Work to be completed: Where a line of the listing below includes the word "value", reproduce that line.

━━━━━━━━━━━━━━━━━━━━━━━━━━━━━━

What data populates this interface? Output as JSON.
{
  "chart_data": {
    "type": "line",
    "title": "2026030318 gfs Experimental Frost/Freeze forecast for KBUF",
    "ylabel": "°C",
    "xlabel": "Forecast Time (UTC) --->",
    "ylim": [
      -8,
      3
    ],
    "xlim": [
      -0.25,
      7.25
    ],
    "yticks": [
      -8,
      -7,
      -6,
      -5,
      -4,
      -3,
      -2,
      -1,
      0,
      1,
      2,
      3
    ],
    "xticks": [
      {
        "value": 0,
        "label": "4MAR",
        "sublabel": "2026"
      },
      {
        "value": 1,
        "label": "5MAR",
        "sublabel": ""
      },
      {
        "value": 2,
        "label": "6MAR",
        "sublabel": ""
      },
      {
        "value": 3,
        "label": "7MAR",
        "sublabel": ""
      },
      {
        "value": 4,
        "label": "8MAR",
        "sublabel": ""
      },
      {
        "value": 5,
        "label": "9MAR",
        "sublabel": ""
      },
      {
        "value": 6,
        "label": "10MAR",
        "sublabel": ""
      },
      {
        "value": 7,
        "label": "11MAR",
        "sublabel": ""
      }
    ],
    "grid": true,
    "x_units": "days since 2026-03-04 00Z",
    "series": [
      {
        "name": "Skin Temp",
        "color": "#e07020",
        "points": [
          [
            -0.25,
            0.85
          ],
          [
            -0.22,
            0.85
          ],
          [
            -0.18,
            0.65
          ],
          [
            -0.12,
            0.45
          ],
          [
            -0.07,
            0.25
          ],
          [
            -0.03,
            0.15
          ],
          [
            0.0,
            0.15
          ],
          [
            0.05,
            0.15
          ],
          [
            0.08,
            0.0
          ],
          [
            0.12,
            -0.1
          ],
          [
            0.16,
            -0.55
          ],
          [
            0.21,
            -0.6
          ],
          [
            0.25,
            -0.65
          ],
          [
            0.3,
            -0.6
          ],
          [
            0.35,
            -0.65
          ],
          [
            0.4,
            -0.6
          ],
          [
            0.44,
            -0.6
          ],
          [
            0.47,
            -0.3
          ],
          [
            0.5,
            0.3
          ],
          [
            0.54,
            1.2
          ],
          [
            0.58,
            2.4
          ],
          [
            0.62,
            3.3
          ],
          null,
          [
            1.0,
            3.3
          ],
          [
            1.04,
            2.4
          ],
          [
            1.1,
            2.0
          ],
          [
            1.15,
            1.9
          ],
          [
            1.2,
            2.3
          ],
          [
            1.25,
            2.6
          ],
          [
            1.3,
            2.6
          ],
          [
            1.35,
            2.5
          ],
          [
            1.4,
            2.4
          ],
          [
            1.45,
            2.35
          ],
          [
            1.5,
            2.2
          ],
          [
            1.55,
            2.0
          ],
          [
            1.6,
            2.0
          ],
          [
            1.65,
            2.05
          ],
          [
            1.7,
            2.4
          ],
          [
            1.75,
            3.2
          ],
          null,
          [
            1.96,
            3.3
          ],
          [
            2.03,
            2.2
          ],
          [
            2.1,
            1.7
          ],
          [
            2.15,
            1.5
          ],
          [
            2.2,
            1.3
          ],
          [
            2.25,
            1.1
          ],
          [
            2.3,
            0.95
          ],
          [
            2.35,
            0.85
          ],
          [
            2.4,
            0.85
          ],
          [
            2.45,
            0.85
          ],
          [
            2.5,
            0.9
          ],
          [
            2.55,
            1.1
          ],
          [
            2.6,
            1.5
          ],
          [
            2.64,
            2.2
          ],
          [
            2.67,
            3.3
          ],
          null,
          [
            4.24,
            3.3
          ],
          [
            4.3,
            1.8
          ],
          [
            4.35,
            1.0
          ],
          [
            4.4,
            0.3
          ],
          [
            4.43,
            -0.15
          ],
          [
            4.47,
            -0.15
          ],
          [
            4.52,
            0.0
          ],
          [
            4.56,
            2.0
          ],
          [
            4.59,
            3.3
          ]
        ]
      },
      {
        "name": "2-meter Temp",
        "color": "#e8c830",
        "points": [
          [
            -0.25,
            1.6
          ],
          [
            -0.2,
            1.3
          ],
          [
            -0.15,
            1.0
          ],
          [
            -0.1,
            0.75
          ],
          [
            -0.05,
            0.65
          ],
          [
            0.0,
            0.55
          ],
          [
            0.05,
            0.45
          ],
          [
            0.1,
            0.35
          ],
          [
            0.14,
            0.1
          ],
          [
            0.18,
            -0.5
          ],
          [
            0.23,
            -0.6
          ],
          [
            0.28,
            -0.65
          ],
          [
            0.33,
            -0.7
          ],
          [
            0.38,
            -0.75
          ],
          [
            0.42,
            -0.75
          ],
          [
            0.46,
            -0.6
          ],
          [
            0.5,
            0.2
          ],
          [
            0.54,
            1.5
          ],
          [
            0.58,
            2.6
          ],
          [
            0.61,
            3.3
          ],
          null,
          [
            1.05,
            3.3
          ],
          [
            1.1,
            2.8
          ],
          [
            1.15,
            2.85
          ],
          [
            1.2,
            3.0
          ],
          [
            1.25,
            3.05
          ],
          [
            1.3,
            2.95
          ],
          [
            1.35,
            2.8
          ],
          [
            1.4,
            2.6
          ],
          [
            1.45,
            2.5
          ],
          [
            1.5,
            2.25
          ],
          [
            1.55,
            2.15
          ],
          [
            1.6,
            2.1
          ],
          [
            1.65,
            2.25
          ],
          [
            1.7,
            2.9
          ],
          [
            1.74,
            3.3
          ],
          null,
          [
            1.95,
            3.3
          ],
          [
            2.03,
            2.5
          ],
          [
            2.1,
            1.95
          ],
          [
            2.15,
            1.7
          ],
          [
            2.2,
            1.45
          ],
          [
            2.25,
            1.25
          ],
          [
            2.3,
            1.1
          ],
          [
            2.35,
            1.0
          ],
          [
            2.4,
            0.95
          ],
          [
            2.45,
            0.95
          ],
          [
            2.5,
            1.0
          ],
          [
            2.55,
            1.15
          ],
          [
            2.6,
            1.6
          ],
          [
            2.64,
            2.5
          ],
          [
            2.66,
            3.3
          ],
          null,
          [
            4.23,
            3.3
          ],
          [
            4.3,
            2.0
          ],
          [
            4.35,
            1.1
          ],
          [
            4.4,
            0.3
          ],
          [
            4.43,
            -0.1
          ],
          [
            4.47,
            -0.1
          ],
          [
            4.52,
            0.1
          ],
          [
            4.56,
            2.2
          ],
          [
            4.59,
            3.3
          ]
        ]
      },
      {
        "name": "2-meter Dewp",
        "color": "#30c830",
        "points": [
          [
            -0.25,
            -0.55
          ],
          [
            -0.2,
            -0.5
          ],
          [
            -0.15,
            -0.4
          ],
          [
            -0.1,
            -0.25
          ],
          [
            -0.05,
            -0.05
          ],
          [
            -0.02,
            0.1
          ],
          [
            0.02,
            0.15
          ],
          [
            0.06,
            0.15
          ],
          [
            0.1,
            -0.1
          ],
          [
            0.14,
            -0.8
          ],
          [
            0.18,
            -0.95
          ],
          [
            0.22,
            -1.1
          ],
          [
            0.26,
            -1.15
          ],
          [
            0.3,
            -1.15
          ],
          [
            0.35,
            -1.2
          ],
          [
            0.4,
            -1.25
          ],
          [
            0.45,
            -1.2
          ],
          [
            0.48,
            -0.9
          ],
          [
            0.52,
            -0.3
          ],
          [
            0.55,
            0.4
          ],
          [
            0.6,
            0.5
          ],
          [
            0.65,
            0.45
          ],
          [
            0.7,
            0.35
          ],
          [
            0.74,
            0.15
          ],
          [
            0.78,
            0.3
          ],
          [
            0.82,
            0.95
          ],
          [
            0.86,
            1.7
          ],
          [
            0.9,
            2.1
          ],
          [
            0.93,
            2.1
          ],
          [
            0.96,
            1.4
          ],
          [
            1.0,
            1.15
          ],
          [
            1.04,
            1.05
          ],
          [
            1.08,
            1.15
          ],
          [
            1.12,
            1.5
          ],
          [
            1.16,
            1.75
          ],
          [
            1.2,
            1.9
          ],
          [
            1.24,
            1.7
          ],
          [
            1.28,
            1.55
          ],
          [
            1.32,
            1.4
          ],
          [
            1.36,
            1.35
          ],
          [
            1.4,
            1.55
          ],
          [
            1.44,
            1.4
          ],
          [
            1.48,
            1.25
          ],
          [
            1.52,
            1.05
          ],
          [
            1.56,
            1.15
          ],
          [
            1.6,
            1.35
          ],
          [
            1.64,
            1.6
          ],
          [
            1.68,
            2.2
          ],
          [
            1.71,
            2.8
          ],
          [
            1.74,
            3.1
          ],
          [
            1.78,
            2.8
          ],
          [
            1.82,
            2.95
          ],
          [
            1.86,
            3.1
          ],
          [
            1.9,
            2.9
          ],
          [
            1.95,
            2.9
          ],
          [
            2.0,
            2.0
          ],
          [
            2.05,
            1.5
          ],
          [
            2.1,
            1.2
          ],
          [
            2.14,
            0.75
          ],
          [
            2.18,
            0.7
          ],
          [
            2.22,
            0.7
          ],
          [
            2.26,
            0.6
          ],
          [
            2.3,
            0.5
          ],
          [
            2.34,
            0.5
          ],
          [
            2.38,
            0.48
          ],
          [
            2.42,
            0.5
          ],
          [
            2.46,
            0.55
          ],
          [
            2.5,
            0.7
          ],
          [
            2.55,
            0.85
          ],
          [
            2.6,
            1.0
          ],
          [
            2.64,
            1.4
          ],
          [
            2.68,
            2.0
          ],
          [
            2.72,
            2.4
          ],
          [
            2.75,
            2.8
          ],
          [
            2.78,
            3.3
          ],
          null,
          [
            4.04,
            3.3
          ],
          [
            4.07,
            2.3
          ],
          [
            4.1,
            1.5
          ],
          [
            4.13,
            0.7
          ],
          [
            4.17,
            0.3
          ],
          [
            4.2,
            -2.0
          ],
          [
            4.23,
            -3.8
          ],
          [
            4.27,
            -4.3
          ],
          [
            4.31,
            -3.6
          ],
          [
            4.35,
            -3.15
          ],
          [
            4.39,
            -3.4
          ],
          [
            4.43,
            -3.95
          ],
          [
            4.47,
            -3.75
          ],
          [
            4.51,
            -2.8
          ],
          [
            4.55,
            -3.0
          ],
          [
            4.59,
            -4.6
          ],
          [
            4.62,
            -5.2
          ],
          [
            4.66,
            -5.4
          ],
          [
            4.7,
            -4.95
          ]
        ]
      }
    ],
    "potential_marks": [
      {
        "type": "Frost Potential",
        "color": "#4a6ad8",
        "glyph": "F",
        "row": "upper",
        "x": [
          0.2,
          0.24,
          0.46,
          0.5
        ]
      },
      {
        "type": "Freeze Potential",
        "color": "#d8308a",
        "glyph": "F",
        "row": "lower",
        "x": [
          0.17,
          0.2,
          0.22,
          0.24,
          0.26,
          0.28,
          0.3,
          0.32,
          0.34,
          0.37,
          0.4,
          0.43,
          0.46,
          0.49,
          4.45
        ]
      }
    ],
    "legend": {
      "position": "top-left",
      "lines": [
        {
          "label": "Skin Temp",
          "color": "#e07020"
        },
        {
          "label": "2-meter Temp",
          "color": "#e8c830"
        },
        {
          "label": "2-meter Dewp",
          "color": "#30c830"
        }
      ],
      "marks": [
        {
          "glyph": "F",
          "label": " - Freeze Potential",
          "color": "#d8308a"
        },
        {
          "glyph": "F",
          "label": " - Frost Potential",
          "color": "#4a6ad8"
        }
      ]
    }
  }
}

━━━━━━━━━━━━━━━━━━━━━━━━━━━━━━

The answer:
        "value": 0,
        "value": 1,
        "value": 2,
        "value": 3,
        "value": 4,
        "value": 5,
        "value": 6,
        "value": 7,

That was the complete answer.